SUPPLIED PASSAGE
# Cold crash?



## zadvocate (Dec 28, 2016)

I just checked my cab that's been in a car boy for almost 3 months right after primary. The pH came in at 3.18 and the TA at 7.5. I had planned to rack off the sediment this weekend and continue to Oak it, should I cold crash it for a week or two first to get the pH up? Or rack this weekend and then go crash it?


----------



## Julie (Dec 28, 2016)

I would rack first


----------



## Johny99 (Dec 29, 2016)

I'm with Julie, rack it. Has it been through Malo? Is it complete? I'd do that first to adjust acid, then CS, then think about adjusting as a last resort.


----------



## zadvocate (Dec 29, 2016)

Yes it has been through MLF


----------



## zadvocate (Dec 29, 2016)

I added 9 grams of pot BiCarb to 6 gallons and put it in the refrigerator. I'll check it out in a couple of days


----------



## Johnd (Dec 29, 2016)

zadvocate said:


> I added 9 grams of pot BiCarb to 6 gallons and put it in the refrigerator. I'll check it out in a couple of days



Remember that cold stabilizing a wine with a pH below 3.6 will increase acidity, i.e.: lower the pH, not raise it. What was the effect of the K bicarbonate? If it didn't raise your pH above 3.6, the fridge time could have the opposite effect that you are trying to achieve.

SET EXERCISE 1
Answer these about the cold crash thread:
(a) What pH and TA readings did zadvocate get for the cab?
(b) How much potassium bicarbonate was added, and to how much wine?
(c) Below what pH does Johnd say cold stabilizing will lower the pH instead of raising it?
SET EXERCISE 2
Carry on the wine cold crash thread from where it stops.
The material that comes next isn't needed for anything here.

DATA ROWS
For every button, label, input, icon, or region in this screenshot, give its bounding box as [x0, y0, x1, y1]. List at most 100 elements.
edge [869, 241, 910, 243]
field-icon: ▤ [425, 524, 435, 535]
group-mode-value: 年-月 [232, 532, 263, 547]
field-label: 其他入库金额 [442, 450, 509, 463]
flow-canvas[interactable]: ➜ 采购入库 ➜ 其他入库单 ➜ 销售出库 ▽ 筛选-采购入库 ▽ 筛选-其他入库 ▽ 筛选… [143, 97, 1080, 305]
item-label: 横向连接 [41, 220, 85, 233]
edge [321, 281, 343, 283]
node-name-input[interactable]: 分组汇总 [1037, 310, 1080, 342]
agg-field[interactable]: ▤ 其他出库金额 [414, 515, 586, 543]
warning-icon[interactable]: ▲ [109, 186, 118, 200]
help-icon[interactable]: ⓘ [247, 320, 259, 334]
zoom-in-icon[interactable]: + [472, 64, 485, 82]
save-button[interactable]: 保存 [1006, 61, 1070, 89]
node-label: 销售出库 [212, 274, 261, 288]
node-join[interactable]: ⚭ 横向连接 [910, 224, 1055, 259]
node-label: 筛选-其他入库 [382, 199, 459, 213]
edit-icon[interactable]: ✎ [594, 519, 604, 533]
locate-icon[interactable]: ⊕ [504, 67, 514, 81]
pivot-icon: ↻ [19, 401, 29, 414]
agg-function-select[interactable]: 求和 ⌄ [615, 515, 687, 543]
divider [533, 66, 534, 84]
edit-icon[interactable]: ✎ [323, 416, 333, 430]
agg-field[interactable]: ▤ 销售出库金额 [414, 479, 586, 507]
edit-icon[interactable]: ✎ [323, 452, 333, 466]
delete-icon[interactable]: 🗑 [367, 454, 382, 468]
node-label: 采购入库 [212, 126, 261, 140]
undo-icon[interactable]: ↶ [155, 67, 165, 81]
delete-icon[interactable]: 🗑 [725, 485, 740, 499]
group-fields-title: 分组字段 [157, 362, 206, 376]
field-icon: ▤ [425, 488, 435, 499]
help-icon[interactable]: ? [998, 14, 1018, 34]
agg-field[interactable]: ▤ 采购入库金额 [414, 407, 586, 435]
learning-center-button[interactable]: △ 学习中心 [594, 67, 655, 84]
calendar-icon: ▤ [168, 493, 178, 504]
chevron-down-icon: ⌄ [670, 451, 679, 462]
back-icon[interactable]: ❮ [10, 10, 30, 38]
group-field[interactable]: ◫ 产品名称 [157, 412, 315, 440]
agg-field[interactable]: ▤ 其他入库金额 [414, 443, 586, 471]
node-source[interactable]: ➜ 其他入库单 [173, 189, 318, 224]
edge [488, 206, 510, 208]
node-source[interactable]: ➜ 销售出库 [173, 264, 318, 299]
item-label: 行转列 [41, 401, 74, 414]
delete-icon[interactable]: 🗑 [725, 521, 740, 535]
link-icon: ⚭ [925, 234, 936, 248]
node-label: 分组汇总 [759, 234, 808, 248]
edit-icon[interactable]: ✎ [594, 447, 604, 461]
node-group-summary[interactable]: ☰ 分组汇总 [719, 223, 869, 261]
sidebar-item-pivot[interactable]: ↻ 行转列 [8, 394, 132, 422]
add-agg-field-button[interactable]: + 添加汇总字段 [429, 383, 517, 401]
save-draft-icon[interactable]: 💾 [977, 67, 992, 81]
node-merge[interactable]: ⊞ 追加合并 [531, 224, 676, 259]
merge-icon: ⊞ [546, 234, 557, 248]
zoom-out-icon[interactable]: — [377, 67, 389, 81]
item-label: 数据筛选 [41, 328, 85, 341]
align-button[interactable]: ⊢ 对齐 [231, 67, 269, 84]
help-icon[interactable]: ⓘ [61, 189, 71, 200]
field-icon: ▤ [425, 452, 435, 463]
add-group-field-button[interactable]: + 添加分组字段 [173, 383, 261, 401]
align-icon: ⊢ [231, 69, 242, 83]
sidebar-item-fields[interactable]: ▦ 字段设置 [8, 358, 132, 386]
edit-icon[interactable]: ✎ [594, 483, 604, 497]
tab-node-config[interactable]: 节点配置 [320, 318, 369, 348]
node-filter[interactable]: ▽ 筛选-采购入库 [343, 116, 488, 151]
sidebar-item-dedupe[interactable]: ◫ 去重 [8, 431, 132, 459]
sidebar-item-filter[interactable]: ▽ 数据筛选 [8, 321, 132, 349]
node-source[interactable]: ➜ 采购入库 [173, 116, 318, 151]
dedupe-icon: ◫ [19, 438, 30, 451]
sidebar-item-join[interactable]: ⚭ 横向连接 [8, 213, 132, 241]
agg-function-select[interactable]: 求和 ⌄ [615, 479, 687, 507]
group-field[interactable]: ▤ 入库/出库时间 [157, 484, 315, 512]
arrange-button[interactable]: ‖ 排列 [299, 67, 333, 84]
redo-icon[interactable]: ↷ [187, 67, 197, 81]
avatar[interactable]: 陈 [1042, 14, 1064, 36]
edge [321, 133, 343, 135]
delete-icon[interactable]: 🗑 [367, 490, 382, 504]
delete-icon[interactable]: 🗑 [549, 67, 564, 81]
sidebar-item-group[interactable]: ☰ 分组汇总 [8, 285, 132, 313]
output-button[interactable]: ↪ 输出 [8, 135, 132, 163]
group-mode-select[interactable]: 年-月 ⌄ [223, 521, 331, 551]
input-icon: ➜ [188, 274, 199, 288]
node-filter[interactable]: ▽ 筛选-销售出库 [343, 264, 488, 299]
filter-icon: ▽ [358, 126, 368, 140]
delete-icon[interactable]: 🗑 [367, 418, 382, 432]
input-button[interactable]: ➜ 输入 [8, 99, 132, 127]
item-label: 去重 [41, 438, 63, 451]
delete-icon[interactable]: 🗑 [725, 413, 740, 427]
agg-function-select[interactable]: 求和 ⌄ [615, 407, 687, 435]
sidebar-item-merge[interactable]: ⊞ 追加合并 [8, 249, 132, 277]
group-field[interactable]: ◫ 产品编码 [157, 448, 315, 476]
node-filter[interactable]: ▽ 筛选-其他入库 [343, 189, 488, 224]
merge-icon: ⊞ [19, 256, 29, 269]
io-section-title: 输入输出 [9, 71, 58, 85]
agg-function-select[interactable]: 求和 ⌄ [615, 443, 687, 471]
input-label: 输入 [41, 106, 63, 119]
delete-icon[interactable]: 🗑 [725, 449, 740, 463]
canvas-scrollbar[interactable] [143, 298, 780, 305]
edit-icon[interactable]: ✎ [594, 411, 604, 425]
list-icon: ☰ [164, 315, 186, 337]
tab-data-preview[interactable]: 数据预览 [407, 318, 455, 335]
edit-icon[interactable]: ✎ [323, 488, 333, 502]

EXPECTED ANSWER 1
(a) The pH was 3.18 and the TA was 7.5.
(b) 9 grams to 6 gallons.
(c) 3.6.

EXPECTED ANSWER 2
----------



## zadvocate (Dec 29, 2016)

Thanks, I just pulled it out of the fridge was only in there for maybe 20 minutes the pH is now at 3.3 and the TA 8. so it did go up a little. I will just leave it sit in the closet and see what happens. I thought the cold would help bring it down. Do you think I will see a reduction in the acid? Or is there something else I need to do?


----------



## zadvocate (Dec 29, 2016)

Correction the pH is like 3.25. I think I'm just going to leave it all alone for a while


----------



## zadvocate (Dec 29, 2016)

I;m really confused. i added pot Bicarb to raise PH and lower TA. I have been reading all over the net that you must cold stabilize after adding Pot bicarb. I have also read the wines with ph under 3.65 that are cold stabilized may have the ph go down. I don't understand how you use pot bicarb to raise ph and it say that you need to cold stabilize which would lower pH?


----------



## Stressbaby (Dec 29, 2016)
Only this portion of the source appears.